--- AIM OF THE EXERCISE ---
Extract the complete listing and output it unchanged.

[Extracts from a graphics dataset]
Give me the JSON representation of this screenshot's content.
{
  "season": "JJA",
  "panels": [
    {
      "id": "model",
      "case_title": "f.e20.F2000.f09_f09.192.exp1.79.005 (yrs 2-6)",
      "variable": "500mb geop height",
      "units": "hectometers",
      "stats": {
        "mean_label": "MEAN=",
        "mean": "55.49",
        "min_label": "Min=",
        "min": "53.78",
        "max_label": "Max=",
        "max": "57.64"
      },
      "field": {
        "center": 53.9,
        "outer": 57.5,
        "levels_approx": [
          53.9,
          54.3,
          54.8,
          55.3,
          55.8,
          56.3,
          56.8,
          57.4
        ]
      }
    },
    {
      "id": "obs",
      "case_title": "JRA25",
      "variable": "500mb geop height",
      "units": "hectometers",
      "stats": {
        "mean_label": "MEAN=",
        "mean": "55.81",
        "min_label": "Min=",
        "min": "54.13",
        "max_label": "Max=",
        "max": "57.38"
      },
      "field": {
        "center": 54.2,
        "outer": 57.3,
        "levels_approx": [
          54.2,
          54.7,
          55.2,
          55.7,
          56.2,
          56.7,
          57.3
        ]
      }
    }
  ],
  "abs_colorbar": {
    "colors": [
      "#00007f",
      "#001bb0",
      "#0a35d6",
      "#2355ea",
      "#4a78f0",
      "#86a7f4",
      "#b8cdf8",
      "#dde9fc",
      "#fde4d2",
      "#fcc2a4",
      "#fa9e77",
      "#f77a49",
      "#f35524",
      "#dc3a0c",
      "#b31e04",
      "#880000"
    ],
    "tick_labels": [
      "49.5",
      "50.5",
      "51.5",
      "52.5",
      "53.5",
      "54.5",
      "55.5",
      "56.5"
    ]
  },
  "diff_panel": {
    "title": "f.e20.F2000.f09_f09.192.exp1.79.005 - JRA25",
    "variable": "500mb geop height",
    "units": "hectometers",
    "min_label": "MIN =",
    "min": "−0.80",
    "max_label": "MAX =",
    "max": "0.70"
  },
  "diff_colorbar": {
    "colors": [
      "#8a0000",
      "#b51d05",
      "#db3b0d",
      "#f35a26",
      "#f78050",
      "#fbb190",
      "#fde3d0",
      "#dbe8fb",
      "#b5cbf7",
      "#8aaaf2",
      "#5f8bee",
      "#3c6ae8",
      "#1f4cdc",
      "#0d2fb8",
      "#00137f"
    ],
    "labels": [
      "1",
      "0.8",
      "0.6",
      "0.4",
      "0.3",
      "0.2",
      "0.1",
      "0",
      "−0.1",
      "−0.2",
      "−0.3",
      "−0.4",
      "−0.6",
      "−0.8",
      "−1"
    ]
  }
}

--- RESULT FOR THIS EXERCISE ---
Give me the JSON representation of this screenshot's content.
{
  "season": "JJA",
  "panels": [
    {
      "id": "model",
      "case_title": "f.e20.F2000.f09_f09.192.exp1.79.005 (yrs 2-6)",
      "variable": "500mb geop height",
      "units": "hectometers",
      "stats": {
        "mean_label": "MEAN=",
        "mean": "55.49",
        "min_label": "Min=",
        "min": "53.78",
        "max_label": "Max=",
        "max": "57.64"
      },
      "field": {
        "center": 53.9,
        "outer": 57.5,
        "levels_approx": [
          53.9,
          54.3,
          54.8,
          55.3,
          55.8,
          56.3,
          56.8,
          57.4
        ]
      }
    },
    {
      "id": "obs",
      "case_title": "JRA25",
      "variable": "500mb geop height",
      "units": "hectometers",
      "stats": {
        "mean_label": "MEAN=",
        "mean": "55.81",
        "min_label": "Min=",
        "min": "54.13",
        "max_label": "Max=",
        "max": "57.38"
      },
      "field": {
        "center": 54.2,
        "outer": 57.3,
        "levels_approx": [
          54.2,
          54.7,
          55.2,
          55.7,
          56.2,
          56.7,
          57.3
        ]
      }
    }
  ],
  "abs_colorbar": {
    "colors": [
      "#00007f",
      "#001bb0",
      "#0a35d6",
      "#2355ea",
      "#4a78f0",
      "#86a7f4",
      "#b8cdf8",
      "#dde9fc",
      "#fde4d2",
      "#fcc2a4",
      "#fa9e77",
      "#f77a49",
      "#f35524",
      "#dc3a0c",
      "#b31e04",
      "#880000"
    ],
    "tick_labels": [
      "49.5",
      "50.5",
      "51.5",
      "52.5",
      "53.5",
      "54.5",
      "55.5",
      "56.5"
    ]
  },
  "diff_panel": {
    "title": "f.e20.F2000.f09_f09.192.exp1.79.005 - JRA25",
    "variable": "500mb geop height",
    "units": "hectometers",
    "min_label": "MIN =",
    "min": "−0.80",
    "max_label": "MAX =",
    "max": "0.70"
  },
  "diff_colorbar": {
    "colors": [
      "#8a0000",
      "#b51d05",
      "#db3b0d",
      "#f35a26",
      "#f78050",
      "#fbb190",
      "#fde3d0",
      "#dbe8fb",
      "#b5cbf7",
      "#8aaaf2",
      "#5f8bee",
      "#3c6ae8",
      "#1f4cdc",
      "#0d2fb8",
      "#00137f"
    ],
    "labels": [
      "1",
      "0.8",
      "0.6",
      "0.4",
      "0.3",
      "0.2",
      "0.1",
      "0",
      "−0.1",
      "−0.2",
      "−0.3",
      "−0.4",
      "−0.6",
      "−0.8",
      "−1"
    ]
  }
}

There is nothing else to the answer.